§ SHORT EXERCISE
Scan the entries below. List each line with "Primary".

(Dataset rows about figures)
══════════════════════════════

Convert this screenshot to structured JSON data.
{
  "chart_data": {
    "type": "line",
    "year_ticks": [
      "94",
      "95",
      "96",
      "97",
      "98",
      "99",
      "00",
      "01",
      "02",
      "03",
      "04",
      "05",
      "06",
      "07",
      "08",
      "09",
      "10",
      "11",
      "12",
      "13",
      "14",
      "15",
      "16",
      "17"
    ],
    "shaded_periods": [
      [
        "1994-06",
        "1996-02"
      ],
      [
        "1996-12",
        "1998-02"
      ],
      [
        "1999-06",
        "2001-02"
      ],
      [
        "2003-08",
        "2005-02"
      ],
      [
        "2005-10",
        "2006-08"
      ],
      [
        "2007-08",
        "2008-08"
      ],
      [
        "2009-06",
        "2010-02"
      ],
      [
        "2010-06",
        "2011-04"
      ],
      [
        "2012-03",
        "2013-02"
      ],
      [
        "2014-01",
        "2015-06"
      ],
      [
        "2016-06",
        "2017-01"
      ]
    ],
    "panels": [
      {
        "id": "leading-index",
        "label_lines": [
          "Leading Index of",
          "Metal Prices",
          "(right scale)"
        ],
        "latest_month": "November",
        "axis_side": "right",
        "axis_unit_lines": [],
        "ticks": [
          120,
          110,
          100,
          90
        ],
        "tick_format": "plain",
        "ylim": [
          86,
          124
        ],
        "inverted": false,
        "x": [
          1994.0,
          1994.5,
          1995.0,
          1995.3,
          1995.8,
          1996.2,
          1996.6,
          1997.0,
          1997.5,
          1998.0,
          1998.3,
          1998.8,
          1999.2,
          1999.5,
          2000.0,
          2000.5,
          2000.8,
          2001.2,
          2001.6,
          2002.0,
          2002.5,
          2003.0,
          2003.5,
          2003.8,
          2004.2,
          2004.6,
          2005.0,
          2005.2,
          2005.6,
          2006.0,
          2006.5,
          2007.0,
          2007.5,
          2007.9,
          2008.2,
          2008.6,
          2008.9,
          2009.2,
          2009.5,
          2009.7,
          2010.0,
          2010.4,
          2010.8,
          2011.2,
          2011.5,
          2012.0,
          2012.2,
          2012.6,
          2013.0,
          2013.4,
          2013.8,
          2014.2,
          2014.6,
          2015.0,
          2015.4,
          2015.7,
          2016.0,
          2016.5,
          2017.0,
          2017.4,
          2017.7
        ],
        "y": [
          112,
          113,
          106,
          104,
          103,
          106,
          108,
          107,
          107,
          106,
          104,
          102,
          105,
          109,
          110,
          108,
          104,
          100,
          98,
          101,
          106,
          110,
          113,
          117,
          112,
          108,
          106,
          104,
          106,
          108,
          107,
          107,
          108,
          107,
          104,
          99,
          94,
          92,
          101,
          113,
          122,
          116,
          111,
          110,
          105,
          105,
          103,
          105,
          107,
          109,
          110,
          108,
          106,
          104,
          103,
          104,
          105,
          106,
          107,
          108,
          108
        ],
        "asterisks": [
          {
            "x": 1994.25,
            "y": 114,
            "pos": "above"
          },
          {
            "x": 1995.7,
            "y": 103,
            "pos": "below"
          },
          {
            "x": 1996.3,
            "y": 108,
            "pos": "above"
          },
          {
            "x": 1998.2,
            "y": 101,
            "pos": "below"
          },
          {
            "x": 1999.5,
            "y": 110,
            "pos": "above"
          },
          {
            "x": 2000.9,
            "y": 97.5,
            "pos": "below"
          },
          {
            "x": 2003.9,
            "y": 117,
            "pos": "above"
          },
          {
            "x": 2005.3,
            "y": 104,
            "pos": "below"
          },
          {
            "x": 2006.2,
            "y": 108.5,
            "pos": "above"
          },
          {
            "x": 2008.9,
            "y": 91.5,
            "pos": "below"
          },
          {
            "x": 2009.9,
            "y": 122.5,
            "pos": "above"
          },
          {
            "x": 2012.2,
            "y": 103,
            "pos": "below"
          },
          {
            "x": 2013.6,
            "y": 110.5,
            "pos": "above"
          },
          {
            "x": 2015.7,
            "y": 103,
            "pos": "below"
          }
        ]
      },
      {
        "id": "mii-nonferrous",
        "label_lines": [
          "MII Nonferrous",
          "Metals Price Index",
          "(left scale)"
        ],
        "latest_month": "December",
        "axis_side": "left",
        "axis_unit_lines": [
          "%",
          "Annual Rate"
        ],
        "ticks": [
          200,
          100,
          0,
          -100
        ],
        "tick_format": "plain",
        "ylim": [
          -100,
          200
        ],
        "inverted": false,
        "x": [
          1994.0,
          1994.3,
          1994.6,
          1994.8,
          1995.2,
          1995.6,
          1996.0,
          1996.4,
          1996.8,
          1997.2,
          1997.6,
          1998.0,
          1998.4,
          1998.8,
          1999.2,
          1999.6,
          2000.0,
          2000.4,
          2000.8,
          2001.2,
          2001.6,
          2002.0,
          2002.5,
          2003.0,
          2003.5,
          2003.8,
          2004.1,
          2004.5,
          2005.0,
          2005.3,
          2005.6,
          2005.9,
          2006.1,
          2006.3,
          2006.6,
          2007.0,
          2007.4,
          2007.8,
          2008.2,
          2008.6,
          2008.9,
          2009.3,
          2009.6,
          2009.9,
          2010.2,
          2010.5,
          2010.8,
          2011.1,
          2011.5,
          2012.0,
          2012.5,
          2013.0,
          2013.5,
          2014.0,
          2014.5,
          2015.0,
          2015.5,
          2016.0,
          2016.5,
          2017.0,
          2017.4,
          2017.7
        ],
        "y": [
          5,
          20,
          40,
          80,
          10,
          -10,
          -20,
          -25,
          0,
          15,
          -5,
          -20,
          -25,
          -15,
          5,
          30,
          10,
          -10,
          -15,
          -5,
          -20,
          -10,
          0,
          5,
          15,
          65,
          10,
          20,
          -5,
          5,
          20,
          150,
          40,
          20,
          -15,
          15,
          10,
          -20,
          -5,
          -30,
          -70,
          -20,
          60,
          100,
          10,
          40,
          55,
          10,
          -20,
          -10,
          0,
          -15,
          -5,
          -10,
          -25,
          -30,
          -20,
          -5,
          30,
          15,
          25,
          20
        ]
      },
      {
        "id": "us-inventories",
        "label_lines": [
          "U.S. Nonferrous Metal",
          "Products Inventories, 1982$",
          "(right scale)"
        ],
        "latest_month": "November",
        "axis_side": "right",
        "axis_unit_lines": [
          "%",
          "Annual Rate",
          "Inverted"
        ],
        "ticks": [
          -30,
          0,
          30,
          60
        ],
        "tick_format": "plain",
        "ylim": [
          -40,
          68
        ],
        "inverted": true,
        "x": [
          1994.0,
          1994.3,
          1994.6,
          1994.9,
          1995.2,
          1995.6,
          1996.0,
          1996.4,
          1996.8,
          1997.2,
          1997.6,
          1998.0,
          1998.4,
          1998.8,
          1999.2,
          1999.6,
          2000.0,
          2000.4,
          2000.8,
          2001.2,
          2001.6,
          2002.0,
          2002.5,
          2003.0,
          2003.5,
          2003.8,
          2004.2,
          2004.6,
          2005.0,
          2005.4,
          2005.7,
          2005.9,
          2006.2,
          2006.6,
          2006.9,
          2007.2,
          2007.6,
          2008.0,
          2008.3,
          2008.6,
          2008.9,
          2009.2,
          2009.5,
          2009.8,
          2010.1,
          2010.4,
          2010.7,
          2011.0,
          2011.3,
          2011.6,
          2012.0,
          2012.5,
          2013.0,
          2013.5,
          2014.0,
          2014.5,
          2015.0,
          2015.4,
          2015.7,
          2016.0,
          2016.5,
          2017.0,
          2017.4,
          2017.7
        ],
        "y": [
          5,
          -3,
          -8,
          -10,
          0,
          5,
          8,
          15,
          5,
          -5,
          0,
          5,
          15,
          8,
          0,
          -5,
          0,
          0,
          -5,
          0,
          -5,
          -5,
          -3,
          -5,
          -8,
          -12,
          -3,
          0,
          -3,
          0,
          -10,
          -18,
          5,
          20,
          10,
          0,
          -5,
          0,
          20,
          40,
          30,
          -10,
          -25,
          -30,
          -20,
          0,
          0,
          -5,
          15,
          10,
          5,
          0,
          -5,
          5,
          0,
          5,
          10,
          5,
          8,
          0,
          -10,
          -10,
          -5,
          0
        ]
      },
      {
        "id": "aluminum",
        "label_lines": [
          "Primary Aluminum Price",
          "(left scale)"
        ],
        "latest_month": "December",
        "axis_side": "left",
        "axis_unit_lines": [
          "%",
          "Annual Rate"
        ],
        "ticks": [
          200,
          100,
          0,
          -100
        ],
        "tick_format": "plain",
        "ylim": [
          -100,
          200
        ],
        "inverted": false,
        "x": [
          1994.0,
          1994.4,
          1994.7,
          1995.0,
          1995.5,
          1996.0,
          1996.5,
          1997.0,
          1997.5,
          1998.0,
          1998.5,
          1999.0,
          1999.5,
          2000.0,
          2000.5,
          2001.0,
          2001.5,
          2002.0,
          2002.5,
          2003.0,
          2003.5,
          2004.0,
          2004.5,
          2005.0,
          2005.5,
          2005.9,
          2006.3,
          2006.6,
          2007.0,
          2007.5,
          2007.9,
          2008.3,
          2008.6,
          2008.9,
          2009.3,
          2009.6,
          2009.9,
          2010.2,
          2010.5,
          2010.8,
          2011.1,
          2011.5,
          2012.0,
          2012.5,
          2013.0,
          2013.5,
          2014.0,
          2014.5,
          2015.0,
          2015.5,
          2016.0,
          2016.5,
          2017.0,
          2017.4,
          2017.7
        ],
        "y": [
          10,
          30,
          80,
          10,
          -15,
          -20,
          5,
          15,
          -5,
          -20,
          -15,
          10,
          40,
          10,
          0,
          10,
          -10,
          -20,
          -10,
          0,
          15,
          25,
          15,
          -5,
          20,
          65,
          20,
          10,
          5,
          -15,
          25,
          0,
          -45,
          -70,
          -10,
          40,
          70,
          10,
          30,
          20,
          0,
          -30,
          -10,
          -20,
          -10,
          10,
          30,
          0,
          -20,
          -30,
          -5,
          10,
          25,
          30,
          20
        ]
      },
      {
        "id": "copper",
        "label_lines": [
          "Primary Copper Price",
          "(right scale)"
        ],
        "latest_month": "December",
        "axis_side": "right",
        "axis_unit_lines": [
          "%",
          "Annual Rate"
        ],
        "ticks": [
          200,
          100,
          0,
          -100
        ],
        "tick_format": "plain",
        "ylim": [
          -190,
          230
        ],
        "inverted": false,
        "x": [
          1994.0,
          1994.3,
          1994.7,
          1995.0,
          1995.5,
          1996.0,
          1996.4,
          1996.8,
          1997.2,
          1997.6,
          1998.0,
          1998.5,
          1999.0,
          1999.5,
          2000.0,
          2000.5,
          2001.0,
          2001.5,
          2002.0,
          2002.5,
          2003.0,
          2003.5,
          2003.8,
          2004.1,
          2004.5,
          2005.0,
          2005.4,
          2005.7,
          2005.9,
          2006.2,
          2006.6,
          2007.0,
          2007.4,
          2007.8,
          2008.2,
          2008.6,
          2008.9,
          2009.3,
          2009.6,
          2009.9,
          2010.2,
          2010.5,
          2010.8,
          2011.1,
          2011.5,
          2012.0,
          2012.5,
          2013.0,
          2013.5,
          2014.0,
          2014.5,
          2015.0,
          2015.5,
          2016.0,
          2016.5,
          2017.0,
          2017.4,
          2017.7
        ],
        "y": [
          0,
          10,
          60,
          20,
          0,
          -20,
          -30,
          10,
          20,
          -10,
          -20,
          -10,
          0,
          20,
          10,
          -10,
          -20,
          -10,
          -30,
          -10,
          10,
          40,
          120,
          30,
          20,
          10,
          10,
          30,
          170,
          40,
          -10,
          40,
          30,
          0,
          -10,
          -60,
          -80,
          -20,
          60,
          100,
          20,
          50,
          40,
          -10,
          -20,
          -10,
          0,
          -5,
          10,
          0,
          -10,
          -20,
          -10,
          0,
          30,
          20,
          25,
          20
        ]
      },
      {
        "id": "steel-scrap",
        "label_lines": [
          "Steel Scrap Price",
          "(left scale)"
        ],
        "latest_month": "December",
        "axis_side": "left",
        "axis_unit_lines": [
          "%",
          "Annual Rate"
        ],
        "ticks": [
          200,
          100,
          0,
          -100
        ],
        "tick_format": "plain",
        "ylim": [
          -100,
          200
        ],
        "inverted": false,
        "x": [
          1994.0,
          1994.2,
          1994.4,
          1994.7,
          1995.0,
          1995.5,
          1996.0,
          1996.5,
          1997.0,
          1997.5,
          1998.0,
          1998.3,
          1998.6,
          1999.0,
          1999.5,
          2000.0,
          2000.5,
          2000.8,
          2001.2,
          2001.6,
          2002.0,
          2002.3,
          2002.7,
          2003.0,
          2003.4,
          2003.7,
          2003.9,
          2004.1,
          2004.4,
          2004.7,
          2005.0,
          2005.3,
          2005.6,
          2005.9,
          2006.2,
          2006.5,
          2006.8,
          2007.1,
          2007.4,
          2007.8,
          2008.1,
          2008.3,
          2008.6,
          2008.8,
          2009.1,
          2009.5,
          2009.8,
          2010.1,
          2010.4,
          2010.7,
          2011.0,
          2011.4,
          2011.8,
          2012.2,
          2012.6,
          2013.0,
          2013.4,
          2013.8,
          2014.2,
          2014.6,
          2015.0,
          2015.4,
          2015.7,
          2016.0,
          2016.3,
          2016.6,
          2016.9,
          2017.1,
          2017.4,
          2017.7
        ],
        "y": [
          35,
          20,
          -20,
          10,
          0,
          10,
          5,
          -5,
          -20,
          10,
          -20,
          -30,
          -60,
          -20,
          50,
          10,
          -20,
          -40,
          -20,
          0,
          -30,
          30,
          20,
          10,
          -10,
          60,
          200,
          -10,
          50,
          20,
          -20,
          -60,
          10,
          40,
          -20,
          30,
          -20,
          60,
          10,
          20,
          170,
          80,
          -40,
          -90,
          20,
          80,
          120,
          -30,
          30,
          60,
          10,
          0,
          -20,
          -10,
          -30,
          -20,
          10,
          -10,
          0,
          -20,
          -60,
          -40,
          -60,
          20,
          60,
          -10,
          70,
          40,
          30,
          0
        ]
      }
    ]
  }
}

══════════════════════════════

§ EXPECTED ANSWER
          "Primary Aluminum Price",
          "Primary Copper Price",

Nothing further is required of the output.